_Text passage_
^^^^^^^^

In this trial, only one patient had slight improvement in weight, nine patients had loss of weight during the treatment. Eight patients (53.3%) had a CBR. Of these 8 patients, 5 patients (62.5%) got improvement in pain (≥50% improvement to baseline level in subjective pain intensity or≥50% decrease to baseline level in analgesic consumption). The remaining 3 patients (37.5%) had improvement in KPS.

The overall response rate was 13.3% (2 of 15): 0 CR and 2 PR. SD was 66.7% (10 of 15). The disease control rate (CR + PR + SD) was 80% (12 of 15). Other 3 patients had progress in liver metastasis during treatment.

CA19-9

All patients were available for CA19-9 assessment. Ten patients’ (10/15, 66.7%) CA19-9 level decreased, and five patients’ (5/15, 33.3%) increased. While, 26.7% (4 of 15) and 46.7% (7 of 15) experienced ＞90% and ＞70% decrease of CA19-9 level, respectively. One’s CA19-9 level was dramatically decreased from 5,115 U/ml to the normal level, 31 U/ml.

PFS and OS

The median PFS and OS were 6.7 and 13.8 months, respectively. One-year PFS and OS rate were 40.0% and 51.1%, respectively (Figure 3A and 3B).

One-year OS rates were 41.7% and 38.1% for the CRB group and the non-CRB group, respectively (P=0.277). One-year PFS rates were 50.0% and 20.0% for the CA19-9 improved group and the CA19-9 un-improved group, respectively (P=0.059); and one-year OS rates were 74.1% and 0% for these two groups, respectively (P=0.002).

^^^^^^^^

[Page segmentation data]
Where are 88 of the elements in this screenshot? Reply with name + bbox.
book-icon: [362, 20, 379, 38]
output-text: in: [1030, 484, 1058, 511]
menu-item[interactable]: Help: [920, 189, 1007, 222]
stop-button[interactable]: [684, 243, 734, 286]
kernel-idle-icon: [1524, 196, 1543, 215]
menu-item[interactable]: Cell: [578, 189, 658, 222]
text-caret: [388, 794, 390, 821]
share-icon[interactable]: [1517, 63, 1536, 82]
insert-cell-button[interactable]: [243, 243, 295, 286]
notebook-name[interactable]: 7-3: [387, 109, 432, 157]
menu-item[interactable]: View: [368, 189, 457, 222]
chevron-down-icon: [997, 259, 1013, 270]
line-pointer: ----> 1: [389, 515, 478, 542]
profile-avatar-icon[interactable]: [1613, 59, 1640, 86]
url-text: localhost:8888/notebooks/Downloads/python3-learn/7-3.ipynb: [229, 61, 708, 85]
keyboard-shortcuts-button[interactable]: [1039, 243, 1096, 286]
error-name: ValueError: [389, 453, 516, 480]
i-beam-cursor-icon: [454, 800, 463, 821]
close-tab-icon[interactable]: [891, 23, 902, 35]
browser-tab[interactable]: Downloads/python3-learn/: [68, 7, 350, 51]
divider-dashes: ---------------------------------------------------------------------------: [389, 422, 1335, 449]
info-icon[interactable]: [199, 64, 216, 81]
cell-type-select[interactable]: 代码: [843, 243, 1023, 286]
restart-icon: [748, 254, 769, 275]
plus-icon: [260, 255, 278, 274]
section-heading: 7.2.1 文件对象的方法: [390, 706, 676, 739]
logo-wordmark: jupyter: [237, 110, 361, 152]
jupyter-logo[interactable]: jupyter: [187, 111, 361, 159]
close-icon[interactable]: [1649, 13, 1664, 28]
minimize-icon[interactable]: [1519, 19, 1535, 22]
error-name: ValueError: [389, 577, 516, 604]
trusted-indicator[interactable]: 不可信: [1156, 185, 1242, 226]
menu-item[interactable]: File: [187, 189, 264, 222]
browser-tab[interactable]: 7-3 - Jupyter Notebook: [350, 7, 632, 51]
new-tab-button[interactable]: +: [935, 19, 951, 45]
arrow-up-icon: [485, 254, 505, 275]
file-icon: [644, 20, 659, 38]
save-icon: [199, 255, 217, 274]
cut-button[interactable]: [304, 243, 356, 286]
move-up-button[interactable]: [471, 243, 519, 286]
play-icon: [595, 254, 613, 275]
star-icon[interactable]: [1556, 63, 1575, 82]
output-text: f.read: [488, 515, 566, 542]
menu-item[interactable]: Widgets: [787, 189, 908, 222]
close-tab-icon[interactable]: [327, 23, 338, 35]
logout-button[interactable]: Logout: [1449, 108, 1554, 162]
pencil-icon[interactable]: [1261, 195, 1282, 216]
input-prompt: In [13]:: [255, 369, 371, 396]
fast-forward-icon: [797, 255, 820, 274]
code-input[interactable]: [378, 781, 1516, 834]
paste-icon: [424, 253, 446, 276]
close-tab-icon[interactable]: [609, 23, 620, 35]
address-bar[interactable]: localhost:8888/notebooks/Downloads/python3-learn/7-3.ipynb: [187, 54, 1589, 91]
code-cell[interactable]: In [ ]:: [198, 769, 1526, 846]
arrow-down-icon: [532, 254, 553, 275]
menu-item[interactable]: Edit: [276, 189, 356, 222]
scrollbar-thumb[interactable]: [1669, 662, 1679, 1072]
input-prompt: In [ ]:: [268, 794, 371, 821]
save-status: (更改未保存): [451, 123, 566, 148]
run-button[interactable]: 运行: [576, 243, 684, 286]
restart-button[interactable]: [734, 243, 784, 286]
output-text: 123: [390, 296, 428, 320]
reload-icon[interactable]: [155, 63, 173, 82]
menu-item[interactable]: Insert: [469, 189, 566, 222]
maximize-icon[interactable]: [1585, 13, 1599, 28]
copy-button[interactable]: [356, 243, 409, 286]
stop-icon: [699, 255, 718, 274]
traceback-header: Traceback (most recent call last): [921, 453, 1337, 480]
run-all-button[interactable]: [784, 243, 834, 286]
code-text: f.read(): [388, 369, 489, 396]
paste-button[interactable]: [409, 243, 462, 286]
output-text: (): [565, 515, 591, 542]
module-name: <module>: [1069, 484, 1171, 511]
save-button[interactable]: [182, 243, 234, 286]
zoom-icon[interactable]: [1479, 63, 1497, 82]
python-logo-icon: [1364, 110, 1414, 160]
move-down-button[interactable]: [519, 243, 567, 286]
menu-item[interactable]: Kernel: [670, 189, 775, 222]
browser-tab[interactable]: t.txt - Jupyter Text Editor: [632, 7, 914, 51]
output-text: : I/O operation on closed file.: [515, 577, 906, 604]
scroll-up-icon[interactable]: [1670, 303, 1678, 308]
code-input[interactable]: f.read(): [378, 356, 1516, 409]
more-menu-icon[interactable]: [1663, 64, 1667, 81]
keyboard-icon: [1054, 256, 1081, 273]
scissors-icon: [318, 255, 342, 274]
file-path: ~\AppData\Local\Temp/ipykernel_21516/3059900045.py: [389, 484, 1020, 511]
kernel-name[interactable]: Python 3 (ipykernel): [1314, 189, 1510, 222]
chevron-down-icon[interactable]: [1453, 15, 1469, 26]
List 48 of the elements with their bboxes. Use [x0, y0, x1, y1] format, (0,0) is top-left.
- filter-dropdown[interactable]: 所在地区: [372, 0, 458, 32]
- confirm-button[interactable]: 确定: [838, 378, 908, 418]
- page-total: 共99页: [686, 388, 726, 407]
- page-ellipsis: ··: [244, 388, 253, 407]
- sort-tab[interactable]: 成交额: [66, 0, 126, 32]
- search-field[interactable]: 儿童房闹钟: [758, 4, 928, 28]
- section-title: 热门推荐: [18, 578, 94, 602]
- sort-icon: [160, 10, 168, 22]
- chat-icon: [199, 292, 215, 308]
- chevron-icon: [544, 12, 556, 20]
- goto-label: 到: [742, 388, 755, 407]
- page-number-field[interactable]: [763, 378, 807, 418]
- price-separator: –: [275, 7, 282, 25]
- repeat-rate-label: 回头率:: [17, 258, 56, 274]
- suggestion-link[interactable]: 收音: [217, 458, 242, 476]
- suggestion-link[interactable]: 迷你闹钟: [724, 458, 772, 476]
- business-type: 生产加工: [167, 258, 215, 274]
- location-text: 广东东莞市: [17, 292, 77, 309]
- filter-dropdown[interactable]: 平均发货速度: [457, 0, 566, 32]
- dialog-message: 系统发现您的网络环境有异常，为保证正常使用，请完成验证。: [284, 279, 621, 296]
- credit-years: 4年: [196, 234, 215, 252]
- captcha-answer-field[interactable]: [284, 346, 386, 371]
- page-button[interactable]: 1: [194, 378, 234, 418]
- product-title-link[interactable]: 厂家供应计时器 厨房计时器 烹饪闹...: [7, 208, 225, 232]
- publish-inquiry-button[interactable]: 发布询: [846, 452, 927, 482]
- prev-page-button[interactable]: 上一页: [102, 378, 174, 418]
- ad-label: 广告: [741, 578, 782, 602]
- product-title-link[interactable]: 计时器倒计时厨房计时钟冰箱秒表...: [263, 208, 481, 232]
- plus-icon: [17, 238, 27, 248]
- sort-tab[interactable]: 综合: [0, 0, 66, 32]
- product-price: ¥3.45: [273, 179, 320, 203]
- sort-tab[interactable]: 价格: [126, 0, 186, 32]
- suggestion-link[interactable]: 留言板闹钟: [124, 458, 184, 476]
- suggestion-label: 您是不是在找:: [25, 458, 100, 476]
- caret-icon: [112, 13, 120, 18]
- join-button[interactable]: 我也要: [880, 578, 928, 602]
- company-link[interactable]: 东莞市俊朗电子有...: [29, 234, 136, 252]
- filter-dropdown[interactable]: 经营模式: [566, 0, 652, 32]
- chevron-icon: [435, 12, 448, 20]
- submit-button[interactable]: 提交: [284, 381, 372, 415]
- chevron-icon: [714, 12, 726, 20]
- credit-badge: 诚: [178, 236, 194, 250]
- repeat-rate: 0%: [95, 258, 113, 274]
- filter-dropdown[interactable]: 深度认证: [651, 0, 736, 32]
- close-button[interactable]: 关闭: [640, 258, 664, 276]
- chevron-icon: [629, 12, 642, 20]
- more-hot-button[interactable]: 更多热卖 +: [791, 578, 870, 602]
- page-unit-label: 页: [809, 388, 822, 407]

^^^^^^^^

_Check your understanding_
1: What median PFS does the trial results text report?
2: Write the next part of the trial results text, starting after its final sentence.
None of the page segmentation data is used for these tasks.

_Answers for each item_
1: 6.7 months.

2:
Nine patients were dead at the last follow-up. Seven patients died of disease progress (5 with systemic progress and 2 with regional progress), and the other two died of upper gastrointestinal bleeding and heart attack, respectively.

Figure 3. PFS and OS of the trial. A: Progression free survival; B: Overall survival.

DISCUSSION

Although more than 80% pancreatic cancer patients presented locally advanced disease or metastatic disease, the treatment for them remains palliative[7]. This trial was designed to improve CBR, DCR, PFS and OS with tolerable toxicities for the patients with unresectable pancreatic carcinoma. The preliminary results showed the feasibility ofthis combining strategy with promising survival benefit and low rate of ≥ grade 3 toxicities.

Figure 4. One patient’s primary tumor experienced obviously response to the combined treatment after 15 months of enrollment. A: The diameter of the primary tumor was 6.7 cm before treatment; B: There was no obvious disease after the treatment.

Figure 5. Here is another patient in the study with nearly complete response after 12 months of enrollment. A: The diameter of the primary tumor was 4.9 cm before treatment; B: There was also no obvious disease after the combined treatment.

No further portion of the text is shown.